AIM:
Go through the material and pull out every line with the string "Bland" in it.

"""

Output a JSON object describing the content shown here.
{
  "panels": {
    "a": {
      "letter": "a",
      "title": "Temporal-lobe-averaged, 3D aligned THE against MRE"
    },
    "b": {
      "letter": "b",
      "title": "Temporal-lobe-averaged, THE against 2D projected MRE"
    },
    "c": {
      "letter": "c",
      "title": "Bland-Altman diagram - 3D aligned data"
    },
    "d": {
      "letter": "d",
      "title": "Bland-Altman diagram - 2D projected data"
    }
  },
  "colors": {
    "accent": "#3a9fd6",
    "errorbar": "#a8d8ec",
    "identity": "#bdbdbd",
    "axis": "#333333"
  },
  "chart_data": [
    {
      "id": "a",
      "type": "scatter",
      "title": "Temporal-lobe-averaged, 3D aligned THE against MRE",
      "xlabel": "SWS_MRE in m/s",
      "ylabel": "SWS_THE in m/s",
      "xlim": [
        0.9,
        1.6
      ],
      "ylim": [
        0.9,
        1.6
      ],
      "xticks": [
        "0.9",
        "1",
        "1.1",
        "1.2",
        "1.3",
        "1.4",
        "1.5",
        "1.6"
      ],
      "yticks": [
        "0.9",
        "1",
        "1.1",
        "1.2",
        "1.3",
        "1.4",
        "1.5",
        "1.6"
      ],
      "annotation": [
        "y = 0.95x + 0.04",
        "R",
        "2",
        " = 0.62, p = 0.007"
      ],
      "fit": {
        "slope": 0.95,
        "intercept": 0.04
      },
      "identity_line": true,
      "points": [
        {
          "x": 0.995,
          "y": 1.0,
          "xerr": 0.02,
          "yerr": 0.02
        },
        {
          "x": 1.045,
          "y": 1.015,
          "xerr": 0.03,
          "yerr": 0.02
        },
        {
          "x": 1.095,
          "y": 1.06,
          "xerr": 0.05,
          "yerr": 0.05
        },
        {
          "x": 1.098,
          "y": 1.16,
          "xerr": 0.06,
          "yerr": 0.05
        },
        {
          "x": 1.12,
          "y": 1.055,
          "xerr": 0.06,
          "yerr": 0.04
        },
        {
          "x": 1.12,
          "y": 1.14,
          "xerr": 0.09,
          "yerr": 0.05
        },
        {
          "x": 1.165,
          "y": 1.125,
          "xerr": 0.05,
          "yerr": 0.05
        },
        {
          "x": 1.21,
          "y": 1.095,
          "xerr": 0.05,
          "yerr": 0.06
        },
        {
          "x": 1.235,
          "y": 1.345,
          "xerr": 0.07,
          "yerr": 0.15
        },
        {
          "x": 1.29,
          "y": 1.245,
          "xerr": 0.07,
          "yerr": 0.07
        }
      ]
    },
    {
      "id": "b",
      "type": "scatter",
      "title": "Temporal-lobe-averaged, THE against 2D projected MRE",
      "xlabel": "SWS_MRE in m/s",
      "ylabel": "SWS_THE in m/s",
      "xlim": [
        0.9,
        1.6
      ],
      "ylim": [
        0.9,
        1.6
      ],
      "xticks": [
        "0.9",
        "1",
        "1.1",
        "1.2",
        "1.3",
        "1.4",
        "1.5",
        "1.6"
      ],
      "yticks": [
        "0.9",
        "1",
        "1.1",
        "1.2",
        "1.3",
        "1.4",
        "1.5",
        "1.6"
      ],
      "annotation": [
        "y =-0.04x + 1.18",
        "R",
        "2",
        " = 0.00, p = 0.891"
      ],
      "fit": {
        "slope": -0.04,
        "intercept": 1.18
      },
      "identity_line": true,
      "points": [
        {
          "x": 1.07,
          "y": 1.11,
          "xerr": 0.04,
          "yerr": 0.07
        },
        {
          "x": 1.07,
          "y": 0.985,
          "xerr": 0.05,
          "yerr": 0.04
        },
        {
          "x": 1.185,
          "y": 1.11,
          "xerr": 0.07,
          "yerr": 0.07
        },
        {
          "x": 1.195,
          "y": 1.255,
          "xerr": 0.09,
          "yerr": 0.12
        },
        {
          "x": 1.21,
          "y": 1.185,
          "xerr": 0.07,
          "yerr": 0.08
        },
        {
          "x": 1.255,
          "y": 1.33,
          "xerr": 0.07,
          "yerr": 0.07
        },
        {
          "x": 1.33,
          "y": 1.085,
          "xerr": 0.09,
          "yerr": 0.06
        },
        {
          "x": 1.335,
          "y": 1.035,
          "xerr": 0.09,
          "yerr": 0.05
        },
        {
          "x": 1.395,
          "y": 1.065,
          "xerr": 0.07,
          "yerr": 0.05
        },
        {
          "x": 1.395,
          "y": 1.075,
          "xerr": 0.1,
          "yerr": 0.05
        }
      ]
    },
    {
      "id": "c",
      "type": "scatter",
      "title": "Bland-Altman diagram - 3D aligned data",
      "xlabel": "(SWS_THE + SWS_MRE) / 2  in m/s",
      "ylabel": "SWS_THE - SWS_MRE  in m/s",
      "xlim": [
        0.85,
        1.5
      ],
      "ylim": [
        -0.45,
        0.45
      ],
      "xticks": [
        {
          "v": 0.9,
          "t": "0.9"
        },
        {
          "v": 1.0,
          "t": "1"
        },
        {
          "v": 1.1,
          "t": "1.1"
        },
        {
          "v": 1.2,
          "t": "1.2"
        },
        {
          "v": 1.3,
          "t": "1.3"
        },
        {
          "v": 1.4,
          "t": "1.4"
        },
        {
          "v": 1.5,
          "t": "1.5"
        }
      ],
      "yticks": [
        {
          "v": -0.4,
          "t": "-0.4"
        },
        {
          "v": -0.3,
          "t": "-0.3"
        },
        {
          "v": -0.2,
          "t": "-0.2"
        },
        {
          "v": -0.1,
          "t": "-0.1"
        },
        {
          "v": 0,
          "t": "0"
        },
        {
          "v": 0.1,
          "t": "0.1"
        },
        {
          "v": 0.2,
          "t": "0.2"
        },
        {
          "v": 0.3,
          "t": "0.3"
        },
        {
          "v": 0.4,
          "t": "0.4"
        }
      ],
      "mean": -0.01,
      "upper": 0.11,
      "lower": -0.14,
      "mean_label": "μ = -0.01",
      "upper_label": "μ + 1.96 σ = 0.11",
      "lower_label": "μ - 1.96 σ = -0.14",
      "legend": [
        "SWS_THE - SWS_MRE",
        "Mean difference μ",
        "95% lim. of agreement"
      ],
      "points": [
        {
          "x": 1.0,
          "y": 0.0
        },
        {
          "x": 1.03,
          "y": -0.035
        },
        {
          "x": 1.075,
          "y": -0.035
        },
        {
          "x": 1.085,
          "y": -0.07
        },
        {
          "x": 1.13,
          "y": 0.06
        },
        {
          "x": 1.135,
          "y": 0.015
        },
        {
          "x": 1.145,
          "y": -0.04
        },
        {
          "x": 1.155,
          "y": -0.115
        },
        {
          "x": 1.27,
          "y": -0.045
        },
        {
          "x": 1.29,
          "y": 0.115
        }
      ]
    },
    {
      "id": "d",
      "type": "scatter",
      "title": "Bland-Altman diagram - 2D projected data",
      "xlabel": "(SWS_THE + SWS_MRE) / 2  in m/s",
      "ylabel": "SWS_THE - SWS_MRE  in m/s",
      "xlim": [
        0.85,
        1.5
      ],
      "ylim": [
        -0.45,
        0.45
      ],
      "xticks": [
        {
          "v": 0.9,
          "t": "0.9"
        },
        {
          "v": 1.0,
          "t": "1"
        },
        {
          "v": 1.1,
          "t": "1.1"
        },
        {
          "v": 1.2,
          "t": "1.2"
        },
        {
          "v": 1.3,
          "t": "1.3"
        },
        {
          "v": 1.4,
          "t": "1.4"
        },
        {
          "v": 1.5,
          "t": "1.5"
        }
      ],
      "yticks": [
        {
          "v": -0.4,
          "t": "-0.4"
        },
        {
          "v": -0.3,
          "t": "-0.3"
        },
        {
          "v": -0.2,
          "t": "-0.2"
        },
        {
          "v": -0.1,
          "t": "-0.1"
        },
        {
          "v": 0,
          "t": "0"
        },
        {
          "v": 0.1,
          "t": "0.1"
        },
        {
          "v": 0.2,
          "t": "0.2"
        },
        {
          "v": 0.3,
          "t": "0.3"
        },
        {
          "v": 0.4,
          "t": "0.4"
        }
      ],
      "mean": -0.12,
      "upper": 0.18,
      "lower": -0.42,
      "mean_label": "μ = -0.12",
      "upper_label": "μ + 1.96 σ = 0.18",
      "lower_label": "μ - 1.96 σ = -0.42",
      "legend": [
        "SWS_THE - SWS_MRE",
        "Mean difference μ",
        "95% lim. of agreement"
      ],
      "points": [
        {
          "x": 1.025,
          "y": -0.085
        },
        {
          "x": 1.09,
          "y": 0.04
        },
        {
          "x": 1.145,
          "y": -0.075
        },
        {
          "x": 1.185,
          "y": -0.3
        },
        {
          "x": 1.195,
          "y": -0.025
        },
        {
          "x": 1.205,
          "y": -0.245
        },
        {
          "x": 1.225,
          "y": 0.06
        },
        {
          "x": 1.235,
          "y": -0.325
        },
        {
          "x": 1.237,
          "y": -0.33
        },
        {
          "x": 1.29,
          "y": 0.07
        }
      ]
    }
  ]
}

"""
"""

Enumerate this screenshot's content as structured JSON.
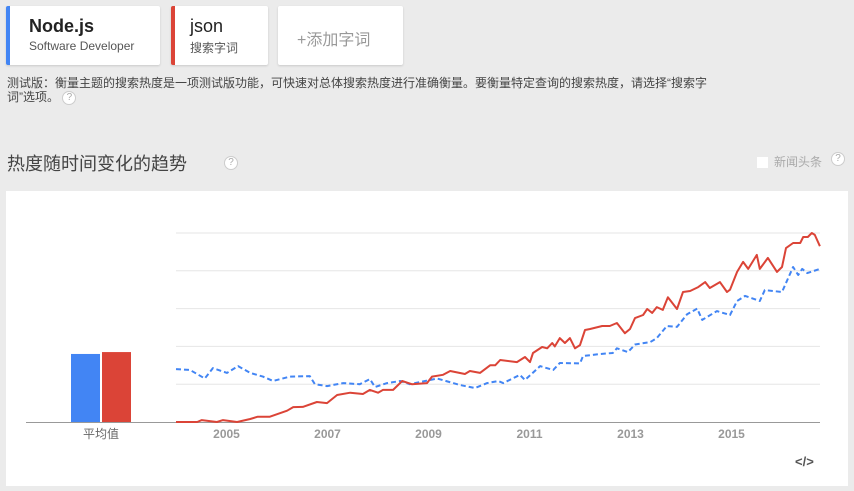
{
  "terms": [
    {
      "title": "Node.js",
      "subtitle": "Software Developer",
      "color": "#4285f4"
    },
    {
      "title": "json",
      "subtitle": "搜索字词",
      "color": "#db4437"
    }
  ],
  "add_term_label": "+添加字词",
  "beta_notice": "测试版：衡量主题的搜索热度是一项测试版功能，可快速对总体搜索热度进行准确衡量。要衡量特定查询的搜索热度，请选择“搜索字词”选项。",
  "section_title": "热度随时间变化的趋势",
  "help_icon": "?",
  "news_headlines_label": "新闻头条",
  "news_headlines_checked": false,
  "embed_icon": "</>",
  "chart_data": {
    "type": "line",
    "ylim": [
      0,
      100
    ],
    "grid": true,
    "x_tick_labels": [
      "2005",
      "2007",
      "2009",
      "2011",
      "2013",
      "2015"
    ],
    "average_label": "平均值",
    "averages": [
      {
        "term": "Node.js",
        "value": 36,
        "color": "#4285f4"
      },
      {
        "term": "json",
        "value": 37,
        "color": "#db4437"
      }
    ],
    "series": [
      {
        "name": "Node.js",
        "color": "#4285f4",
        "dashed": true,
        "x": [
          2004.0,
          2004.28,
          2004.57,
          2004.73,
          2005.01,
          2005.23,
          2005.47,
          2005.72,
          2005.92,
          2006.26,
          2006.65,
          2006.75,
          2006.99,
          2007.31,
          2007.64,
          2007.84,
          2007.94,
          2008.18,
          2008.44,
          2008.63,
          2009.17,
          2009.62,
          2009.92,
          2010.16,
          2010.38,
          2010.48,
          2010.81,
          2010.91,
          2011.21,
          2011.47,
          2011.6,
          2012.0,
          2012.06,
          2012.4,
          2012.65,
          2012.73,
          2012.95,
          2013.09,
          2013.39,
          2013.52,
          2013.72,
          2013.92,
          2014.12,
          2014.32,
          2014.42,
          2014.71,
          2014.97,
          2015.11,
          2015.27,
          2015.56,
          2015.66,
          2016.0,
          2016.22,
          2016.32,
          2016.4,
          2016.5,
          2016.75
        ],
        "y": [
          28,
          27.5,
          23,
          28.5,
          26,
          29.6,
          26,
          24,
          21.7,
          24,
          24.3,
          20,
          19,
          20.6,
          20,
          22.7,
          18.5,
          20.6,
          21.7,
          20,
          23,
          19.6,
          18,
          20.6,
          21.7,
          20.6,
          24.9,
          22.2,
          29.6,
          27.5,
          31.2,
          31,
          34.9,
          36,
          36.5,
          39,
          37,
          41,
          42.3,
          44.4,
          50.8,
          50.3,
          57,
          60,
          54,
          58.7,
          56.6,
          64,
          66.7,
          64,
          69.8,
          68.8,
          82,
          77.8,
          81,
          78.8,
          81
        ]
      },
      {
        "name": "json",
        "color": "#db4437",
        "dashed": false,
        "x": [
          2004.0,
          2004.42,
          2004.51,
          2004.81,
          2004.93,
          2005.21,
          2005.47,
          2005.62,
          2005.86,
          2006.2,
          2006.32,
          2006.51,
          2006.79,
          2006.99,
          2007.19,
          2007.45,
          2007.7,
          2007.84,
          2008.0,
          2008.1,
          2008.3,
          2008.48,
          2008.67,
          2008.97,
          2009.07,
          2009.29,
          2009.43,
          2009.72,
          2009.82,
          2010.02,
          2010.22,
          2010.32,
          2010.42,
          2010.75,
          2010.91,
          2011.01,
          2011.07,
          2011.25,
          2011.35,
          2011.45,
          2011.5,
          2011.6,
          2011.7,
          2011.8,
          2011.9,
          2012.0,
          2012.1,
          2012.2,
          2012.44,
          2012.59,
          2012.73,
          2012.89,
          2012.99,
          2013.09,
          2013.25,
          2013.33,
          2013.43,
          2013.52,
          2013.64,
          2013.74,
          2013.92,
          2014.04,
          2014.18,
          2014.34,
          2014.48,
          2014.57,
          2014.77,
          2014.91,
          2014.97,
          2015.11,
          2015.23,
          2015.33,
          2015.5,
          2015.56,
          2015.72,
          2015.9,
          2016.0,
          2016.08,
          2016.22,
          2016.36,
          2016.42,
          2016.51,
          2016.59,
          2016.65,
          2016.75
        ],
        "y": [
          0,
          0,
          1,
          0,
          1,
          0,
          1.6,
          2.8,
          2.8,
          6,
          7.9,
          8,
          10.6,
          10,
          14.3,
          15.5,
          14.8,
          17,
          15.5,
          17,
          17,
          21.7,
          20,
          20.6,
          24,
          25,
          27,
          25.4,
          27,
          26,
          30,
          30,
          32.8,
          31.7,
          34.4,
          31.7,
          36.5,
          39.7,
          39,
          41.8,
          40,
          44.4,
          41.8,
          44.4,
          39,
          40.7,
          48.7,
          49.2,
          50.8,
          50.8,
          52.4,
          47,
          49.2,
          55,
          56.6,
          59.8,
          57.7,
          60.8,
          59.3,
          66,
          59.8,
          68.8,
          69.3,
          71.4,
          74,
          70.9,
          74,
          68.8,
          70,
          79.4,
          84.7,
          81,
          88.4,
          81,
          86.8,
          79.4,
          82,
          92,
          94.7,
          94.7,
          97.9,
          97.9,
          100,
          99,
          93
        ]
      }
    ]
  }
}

"""

THE OUTPUT:
      "title": "Bland-Altman diagram - 3D aligned data"
      "title": "Bland-Altman diagram - 2D projected data"
      "title": "Bland-Altman diagram - 3D aligned data",
      "title": "Bland-Altman diagram - 2D projected data",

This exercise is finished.